## Start Data extract
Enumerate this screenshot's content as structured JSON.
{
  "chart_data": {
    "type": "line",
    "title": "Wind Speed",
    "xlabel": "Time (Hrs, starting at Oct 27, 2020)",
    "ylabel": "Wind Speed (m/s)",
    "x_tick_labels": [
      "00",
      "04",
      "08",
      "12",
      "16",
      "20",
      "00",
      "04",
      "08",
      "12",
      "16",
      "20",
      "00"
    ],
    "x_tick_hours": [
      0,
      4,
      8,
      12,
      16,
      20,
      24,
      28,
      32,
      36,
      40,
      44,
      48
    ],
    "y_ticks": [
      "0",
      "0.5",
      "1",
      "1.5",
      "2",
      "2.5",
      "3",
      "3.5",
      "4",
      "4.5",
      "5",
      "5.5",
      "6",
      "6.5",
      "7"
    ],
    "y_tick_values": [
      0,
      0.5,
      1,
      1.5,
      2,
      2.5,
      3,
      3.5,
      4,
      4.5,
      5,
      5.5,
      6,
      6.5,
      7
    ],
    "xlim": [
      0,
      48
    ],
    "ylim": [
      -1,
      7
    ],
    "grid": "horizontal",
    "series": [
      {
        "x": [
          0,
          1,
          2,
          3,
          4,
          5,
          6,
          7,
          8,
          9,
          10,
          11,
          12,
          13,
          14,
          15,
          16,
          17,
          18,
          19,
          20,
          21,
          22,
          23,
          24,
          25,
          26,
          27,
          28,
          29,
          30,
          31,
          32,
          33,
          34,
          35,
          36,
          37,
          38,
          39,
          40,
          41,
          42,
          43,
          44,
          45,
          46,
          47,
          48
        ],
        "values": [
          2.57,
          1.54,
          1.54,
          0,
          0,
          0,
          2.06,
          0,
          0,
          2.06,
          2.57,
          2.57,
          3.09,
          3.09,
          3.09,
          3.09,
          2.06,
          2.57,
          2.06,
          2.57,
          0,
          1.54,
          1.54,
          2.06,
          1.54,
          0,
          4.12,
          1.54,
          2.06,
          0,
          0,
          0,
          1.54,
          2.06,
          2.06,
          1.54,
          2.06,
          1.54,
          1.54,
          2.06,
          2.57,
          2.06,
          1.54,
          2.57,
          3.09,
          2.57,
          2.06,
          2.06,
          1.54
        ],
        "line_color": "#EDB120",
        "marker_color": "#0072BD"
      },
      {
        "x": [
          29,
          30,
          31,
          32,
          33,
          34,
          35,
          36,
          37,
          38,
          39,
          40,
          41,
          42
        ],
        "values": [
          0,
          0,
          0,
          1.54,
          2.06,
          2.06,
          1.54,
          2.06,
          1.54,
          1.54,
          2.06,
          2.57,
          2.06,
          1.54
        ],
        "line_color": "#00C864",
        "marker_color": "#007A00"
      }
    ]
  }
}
## End Data extract
Write out the entries above word for word.

Solution for this task:
Enumerate this screenshot's content as structured JSON.
{
  "chart_data": {
    "type": "line",
    "title": "Wind Speed",
    "xlabel": "Time (Hrs, starting at Oct 27, 2020)",
    "ylabel": "Wind Speed (m/s)",
    "x_tick_labels": [
      "00",
      "04",
      "08",
      "12",
      "16",
      "20",
      "00",
      "04",
      "08",
      "12",
      "16",
      "20",
      "00"
    ],
    "x_tick_hours": [
      0,
      4,
      8,
      12,
      16,
      20,
      24,
      28,
      32,
      36,
      40,
      44,
      48
    ],
    "y_ticks": [
      "0",
      "0.5",
      "1",
      "1.5",
      "2",
      "2.5",
      "3",
      "3.5",
      "4",
      "4.5",
      "5",
      "5.5",
      "6",
      "6.5",
      "7"
    ],
    "y_tick_values": [
      0,
      0.5,
      1,
      1.5,
      2,
      2.5,
      3,
      3.5,
      4,
      4.5,
      5,
      5.5,
      6,
      6.5,
      7
    ],
    "xlim": [
      0,
      48
    ],
    "ylim": [
      -1,
      7
    ],
    "grid": "horizontal",
    "series": [
      {
        "x": [
          0,
          1,
          2,
          3,
          4,
          5,
          6,
          7,
          8,
          9,
          10,
          11,
          12,
          13,
          14,
          15,
          16,
          17,
          18,
          19,
          20,
          21,
          22,
          23,
          24,
          25,
          26,
          27,
          28,
          29,
          30,
          31,
          32,
          33,
          34,
          35,
          36,
          37,
          38,
          39,
          40,
          41,
          42,
          43,
          44,
          45,
          46,
          47,
          48
        ],
        "values": [
          2.57,
          1.54,
          1.54,
          0,
          0,
          0,
          2.06,
          0,
          0,
          2.06,
          2.57,
          2.57,
          3.09,
          3.09,
          3.09,
          3.09,
          2.06,
          2.57,
          2.06,
          2.57,
          0,
          1.54,
          1.54,
          2.06,
          1.54,
          0,
          4.12,
          1.54,
          2.06,
          0,
          0,
          0,
          1.54,
          2.06,
          2.06,
          1.54,
          2.06,
          1.54,
          1.54,
          2.06,
          2.57,
          2.06,
          1.54,
          2.57,
          3.09,
          2.57,
          2.06,
          2.06,
          1.54
        ],
        "line_color": "#EDB120",
        "marker_color": "#0072BD"
      },
      {
        "x": [
          29,
          30,
          31,
          32,
          33,
          34,
          35,
          36,
          37,
          38,
          39,
          40,
          41,
          42
        ],
        "values": [
          0,
          0,
          0,
          1.54,
          2.06,
          2.06,
          1.54,
          2.06,
          1.54,
          1.54,
          2.06,
          2.57,
          2.06,
          1.54
        ],
        "line_color": "#00C864",
        "marker_color": "#007A00"
      }
    ]
  }
}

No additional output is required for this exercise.